### Given request
Pick out every line with the word "Univerzita" and copy it.

===

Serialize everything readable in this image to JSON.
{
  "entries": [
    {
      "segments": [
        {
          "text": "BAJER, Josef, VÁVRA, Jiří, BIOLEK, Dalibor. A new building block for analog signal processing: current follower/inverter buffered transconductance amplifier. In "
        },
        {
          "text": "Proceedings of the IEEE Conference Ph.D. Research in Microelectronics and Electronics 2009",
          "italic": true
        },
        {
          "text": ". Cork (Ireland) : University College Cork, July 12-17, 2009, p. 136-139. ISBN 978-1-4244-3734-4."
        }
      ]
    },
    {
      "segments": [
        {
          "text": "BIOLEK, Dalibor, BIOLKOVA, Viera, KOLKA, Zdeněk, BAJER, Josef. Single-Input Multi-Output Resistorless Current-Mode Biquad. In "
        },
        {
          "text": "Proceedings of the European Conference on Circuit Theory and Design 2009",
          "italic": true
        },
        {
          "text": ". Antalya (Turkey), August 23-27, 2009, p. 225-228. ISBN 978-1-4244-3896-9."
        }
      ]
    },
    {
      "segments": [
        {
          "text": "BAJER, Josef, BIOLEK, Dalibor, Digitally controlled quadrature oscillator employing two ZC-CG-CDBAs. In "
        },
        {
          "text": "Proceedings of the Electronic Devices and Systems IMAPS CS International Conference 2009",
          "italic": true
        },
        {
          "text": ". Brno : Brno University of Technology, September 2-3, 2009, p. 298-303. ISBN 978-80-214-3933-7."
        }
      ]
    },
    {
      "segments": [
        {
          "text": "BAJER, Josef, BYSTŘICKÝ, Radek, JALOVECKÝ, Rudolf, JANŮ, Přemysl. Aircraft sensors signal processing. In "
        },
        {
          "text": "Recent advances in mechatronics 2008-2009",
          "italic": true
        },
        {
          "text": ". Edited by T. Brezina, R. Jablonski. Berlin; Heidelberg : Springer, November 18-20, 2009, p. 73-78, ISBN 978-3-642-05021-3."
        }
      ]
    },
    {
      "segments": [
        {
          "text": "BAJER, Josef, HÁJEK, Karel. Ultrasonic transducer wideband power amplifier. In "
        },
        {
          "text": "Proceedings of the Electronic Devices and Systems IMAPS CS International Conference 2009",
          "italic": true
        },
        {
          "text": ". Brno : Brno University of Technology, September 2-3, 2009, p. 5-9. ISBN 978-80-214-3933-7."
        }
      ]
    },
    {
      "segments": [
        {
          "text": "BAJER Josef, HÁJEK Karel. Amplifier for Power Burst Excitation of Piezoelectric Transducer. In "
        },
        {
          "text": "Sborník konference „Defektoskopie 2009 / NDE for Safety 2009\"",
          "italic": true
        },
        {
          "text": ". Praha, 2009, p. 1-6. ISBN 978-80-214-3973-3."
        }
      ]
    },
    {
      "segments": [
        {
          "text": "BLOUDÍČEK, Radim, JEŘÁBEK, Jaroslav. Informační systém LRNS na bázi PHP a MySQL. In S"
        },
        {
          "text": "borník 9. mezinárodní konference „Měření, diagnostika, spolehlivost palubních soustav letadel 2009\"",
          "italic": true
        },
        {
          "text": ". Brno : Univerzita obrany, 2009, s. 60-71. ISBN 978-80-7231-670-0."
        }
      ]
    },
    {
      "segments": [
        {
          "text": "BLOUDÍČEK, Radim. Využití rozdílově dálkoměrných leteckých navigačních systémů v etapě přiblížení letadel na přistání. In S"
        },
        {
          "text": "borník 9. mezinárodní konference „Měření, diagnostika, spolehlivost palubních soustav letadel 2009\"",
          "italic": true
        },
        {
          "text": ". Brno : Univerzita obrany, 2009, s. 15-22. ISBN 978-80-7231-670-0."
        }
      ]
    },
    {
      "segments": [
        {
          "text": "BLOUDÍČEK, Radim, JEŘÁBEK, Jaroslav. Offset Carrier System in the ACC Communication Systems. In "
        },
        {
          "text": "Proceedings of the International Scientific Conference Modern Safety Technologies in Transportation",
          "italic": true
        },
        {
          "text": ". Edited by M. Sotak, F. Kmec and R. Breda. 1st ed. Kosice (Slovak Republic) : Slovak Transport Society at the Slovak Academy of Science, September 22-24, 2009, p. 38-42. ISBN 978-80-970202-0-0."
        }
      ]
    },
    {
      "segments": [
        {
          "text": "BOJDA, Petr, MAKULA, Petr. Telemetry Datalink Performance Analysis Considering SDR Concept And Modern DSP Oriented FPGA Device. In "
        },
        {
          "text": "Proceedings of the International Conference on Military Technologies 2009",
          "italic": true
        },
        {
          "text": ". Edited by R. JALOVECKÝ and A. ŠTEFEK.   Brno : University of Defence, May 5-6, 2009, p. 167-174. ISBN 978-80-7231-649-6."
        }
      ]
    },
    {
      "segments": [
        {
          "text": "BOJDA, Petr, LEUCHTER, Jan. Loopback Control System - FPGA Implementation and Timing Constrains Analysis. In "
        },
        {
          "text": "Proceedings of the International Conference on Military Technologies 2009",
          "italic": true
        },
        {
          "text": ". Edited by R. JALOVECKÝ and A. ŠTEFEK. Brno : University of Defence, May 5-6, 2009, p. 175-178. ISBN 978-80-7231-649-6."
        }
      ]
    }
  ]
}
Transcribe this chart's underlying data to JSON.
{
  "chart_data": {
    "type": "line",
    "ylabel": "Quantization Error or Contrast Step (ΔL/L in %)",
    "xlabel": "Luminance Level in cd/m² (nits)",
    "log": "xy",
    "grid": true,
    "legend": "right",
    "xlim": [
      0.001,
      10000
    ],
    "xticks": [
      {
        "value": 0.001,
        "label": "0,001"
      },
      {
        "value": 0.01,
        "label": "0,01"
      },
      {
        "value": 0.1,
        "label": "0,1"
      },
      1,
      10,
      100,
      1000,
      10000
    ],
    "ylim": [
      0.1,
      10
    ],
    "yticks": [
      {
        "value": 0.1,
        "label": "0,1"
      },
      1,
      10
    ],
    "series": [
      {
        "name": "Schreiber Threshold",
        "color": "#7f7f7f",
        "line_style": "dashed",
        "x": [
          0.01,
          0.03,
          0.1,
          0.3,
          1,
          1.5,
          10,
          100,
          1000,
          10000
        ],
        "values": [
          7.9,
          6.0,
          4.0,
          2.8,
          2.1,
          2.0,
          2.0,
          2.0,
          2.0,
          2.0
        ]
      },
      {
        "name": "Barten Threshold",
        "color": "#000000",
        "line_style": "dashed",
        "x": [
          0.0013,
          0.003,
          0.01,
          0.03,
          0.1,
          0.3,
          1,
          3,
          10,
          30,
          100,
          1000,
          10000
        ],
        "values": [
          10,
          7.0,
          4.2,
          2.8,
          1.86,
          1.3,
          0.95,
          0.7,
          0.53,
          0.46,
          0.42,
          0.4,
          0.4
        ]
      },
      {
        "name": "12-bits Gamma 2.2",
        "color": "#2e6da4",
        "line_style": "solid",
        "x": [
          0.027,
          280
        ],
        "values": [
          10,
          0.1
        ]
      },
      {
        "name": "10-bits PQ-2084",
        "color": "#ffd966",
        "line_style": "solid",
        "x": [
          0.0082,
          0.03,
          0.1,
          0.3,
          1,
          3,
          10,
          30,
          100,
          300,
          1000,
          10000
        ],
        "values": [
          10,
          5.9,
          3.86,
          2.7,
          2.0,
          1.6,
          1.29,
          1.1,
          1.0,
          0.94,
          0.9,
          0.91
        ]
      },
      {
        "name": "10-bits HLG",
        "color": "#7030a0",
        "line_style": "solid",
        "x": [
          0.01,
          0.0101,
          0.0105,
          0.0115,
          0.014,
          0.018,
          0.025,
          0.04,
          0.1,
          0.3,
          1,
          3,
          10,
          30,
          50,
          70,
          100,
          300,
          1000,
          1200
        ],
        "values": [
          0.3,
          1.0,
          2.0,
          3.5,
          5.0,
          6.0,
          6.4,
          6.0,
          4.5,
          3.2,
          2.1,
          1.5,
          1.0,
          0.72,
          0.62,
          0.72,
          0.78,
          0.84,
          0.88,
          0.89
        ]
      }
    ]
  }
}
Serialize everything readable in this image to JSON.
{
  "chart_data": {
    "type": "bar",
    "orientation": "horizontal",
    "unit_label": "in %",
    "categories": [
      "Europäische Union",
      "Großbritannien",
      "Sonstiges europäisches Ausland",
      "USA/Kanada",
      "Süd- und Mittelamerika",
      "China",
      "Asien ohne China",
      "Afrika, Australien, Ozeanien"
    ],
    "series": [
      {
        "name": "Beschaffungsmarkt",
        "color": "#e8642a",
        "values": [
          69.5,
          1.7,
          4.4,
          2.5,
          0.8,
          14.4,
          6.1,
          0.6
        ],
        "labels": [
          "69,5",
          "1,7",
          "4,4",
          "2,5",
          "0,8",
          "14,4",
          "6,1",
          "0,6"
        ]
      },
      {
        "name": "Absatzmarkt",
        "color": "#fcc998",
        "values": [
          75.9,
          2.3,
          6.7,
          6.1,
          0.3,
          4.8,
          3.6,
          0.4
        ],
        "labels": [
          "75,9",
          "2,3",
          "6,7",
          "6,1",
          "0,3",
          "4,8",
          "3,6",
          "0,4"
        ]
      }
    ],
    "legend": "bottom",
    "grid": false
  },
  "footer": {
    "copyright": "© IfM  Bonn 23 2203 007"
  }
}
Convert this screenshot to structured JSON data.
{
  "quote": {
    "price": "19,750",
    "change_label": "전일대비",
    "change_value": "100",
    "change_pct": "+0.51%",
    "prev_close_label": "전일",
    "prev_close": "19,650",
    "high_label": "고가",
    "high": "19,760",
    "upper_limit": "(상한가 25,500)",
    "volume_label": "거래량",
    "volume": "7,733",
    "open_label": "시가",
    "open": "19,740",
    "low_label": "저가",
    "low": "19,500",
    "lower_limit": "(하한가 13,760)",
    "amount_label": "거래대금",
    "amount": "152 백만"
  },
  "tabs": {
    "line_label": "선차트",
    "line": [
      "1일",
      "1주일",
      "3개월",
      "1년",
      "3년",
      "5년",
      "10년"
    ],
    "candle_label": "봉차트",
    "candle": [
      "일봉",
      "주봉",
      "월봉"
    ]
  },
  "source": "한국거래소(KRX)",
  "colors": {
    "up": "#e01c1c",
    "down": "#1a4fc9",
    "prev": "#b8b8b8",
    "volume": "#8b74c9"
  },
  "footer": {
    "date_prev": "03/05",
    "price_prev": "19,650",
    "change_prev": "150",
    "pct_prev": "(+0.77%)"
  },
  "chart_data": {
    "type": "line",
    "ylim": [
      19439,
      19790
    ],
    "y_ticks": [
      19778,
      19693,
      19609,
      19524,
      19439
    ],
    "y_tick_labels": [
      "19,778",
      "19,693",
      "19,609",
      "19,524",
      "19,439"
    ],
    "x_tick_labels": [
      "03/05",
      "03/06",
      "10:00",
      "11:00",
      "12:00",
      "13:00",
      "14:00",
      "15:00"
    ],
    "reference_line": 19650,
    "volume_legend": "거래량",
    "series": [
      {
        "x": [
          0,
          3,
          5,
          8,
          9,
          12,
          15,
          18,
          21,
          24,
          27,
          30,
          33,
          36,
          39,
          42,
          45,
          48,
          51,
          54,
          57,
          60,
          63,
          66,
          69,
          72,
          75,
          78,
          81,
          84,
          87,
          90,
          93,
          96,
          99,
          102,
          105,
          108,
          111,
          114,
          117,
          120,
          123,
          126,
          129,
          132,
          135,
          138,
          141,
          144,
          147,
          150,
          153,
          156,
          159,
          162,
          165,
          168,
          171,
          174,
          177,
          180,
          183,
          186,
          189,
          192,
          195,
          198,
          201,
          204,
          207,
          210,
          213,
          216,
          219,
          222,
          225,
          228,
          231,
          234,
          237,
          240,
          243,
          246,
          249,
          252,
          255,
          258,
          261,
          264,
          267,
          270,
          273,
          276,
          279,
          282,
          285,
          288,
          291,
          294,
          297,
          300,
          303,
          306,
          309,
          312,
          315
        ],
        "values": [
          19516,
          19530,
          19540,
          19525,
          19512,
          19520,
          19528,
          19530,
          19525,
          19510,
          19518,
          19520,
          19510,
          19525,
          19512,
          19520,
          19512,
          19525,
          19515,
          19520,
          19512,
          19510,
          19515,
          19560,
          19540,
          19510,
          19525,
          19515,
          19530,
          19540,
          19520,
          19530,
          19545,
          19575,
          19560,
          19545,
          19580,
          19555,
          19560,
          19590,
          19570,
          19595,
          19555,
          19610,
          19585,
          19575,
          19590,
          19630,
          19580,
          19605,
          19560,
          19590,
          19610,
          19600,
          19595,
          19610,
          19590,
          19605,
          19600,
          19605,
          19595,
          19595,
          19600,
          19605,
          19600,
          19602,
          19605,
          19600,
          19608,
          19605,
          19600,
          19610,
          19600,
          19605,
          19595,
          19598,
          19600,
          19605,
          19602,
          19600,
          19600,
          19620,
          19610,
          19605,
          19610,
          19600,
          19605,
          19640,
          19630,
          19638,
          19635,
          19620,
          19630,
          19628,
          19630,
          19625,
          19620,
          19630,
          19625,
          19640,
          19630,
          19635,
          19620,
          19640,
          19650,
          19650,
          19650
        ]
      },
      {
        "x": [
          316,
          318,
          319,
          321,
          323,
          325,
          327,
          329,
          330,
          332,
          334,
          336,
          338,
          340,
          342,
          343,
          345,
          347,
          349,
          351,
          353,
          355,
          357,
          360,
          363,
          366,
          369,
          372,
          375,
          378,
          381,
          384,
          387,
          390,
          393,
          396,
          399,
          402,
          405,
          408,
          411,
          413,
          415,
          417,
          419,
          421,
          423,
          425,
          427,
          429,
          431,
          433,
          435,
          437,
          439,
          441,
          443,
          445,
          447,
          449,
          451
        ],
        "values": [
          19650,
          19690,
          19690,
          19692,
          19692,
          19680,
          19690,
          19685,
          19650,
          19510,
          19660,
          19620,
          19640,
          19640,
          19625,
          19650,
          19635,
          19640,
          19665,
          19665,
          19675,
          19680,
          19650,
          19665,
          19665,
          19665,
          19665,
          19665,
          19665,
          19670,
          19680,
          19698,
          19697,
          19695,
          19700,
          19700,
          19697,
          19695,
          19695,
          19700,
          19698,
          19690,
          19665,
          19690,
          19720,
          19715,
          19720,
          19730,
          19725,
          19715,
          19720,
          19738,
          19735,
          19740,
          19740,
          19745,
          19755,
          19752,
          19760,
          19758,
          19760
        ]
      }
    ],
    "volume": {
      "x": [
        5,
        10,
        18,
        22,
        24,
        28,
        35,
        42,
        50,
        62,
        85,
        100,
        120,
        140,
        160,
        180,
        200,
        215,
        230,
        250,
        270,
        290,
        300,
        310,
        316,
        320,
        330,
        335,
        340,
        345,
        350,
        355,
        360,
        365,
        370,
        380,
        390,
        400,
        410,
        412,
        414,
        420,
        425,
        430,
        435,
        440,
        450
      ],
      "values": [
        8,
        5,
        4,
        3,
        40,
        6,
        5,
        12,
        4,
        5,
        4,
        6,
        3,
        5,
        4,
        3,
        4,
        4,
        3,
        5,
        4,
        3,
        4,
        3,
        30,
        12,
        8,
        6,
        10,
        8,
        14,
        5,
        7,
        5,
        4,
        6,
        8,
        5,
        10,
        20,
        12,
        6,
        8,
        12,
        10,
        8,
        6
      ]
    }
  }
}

===

### Written answer
          "text": ". Brno : Univerzita obrany, 2009, s. 60-71. ISBN 978-80-7231-670-0."
          "text": ". Brno : Univerzita obrany, 2009, s. 15-22. ISBN 978-80-7231-670-0."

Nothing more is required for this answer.